## EXERCISE AIM
Copy out every line containing the word "text".

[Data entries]
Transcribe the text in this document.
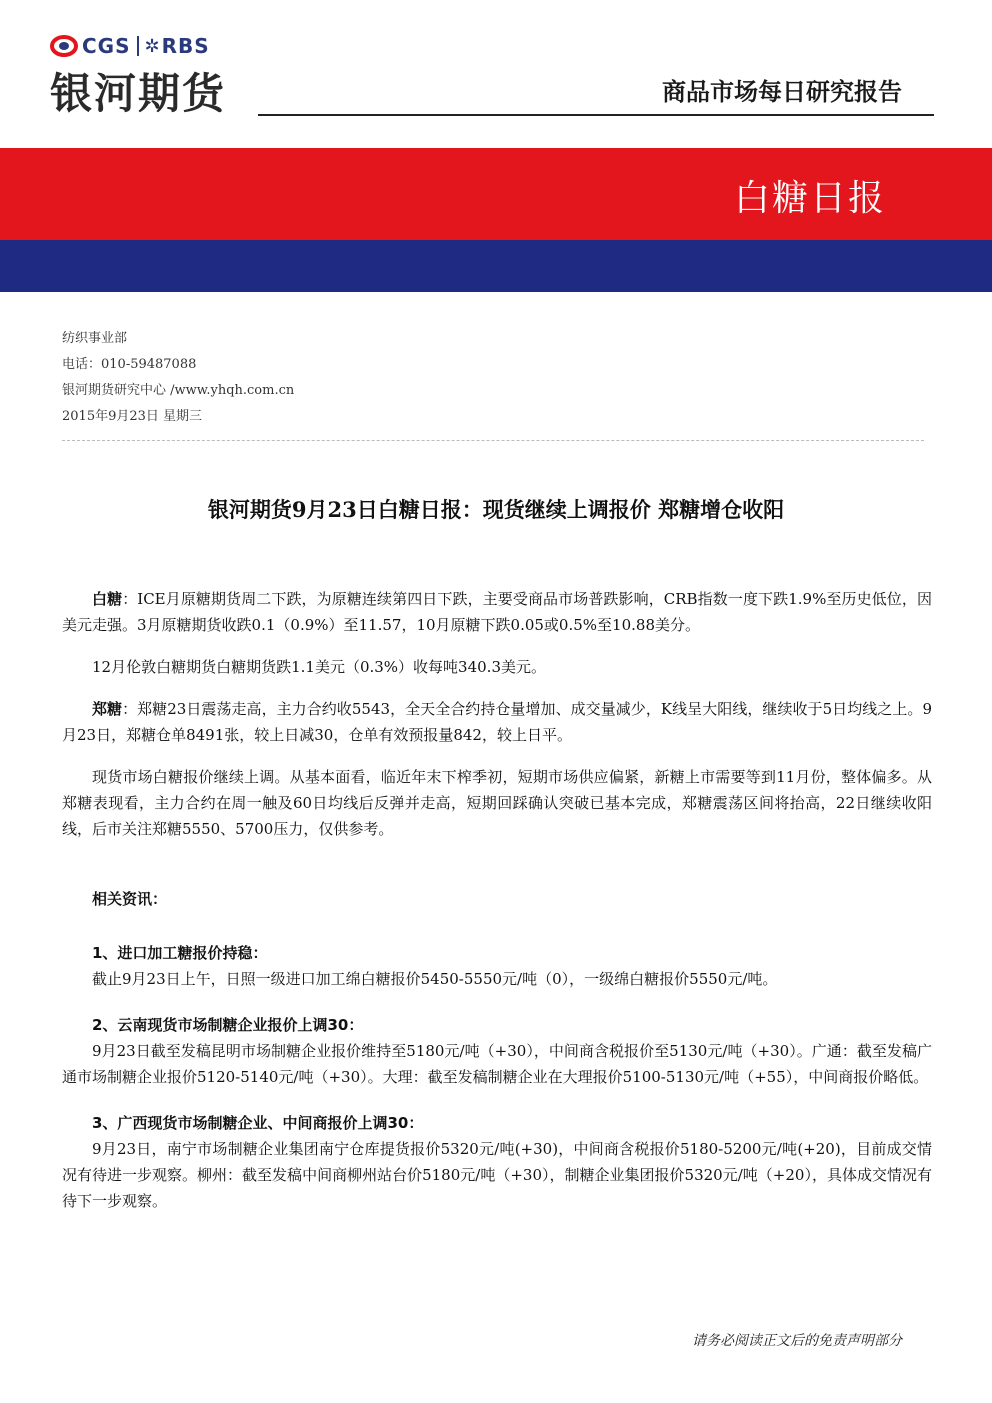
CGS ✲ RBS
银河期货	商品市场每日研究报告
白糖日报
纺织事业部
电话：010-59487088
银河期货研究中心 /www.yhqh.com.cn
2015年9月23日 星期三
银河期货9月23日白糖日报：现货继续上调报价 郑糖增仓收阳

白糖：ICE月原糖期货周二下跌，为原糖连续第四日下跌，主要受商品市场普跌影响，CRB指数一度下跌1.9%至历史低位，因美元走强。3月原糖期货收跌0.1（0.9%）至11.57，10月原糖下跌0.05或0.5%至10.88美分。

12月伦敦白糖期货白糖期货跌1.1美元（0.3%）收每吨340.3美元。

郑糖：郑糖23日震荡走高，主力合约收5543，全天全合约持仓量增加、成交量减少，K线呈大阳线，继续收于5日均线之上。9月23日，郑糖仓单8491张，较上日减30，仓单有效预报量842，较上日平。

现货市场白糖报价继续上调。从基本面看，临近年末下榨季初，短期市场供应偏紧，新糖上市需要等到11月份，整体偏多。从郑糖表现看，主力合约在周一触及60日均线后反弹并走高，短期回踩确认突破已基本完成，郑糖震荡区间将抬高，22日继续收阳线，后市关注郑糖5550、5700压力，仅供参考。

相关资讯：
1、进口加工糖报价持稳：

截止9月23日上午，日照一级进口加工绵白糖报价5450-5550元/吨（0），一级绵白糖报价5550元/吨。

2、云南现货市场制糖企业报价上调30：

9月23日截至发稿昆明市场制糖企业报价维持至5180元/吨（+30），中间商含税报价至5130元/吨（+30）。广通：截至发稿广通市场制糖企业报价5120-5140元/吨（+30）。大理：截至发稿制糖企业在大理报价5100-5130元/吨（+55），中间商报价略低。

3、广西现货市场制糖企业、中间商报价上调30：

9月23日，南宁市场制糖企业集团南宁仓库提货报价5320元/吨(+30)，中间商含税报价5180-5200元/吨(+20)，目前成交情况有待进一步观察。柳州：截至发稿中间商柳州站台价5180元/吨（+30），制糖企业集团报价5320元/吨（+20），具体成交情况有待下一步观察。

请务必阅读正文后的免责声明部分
---
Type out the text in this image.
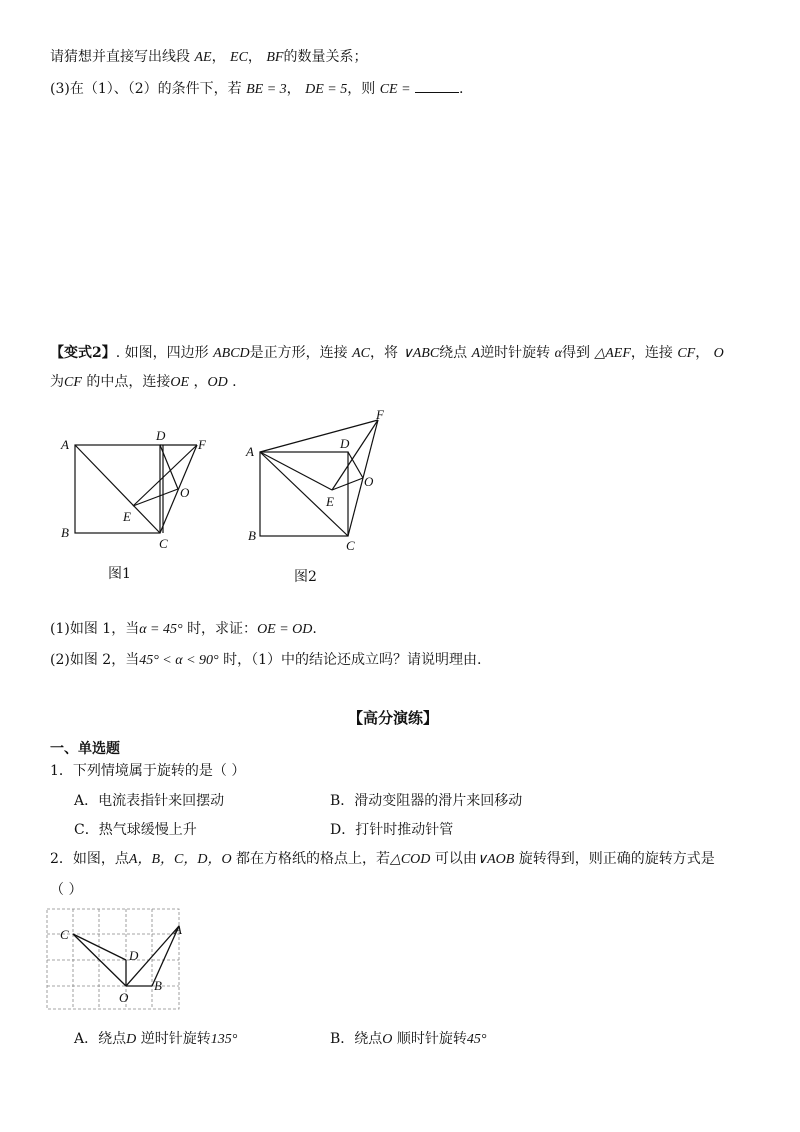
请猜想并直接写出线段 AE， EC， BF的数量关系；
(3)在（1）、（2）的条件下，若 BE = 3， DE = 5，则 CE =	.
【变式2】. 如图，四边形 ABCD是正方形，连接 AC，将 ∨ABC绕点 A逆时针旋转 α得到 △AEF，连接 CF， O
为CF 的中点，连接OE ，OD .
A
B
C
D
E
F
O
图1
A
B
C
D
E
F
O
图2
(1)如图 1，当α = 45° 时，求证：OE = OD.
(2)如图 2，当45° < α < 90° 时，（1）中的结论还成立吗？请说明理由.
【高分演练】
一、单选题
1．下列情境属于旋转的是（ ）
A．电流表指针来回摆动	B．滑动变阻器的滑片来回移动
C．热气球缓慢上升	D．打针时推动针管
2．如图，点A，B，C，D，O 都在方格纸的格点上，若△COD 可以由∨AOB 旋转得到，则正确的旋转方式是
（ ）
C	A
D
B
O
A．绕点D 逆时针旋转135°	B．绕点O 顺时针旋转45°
==
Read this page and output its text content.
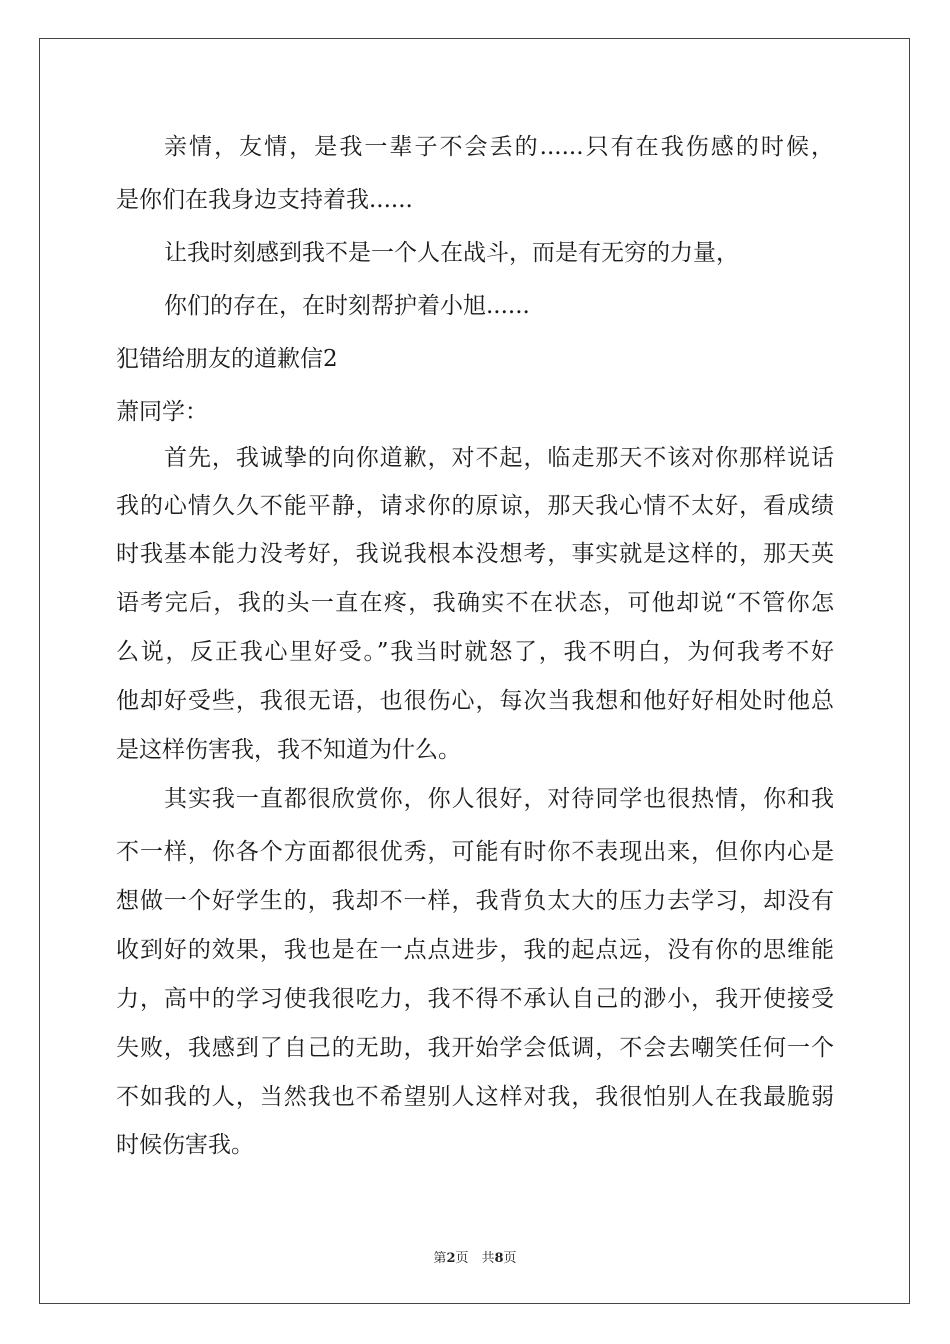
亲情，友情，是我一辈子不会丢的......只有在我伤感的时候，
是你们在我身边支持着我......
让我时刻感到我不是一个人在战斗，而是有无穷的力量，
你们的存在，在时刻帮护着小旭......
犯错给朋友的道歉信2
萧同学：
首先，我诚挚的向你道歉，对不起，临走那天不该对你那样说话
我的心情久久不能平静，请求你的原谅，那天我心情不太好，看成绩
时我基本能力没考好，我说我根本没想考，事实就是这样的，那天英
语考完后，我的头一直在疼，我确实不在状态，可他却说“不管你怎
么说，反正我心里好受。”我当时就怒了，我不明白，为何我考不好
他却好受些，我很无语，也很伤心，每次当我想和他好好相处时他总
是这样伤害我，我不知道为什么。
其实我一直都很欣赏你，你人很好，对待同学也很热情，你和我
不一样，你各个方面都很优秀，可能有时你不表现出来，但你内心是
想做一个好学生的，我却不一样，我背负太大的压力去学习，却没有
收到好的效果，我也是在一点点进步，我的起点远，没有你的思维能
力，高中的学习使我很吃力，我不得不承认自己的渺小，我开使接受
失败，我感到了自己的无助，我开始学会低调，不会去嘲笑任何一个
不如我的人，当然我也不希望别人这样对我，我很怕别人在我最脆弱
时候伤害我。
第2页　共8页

## PROBLEM SOLUTION
Transcribe the text in this document.
Type out the text in this image.
Read this page and output its text content.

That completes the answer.